__GOAL__: State the count of lines below in which the word "that" appears, and add nothing.

__RECORDS TO USE__:
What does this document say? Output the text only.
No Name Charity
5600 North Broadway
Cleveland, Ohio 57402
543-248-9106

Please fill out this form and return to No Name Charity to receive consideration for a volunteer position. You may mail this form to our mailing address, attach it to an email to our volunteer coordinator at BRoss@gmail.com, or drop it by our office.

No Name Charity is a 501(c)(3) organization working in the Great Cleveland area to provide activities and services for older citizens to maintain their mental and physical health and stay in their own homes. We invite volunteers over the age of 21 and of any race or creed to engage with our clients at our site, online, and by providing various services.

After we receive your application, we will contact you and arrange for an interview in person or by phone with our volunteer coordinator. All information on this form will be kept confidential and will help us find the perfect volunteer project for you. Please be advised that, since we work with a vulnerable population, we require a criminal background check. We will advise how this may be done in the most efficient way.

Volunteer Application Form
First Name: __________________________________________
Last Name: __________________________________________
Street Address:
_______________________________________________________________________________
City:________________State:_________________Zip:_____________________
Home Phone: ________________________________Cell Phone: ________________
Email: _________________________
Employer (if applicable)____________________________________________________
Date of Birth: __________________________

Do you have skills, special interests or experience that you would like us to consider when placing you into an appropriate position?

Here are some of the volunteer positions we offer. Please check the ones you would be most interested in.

__EXERCISE RESPONSE__: 2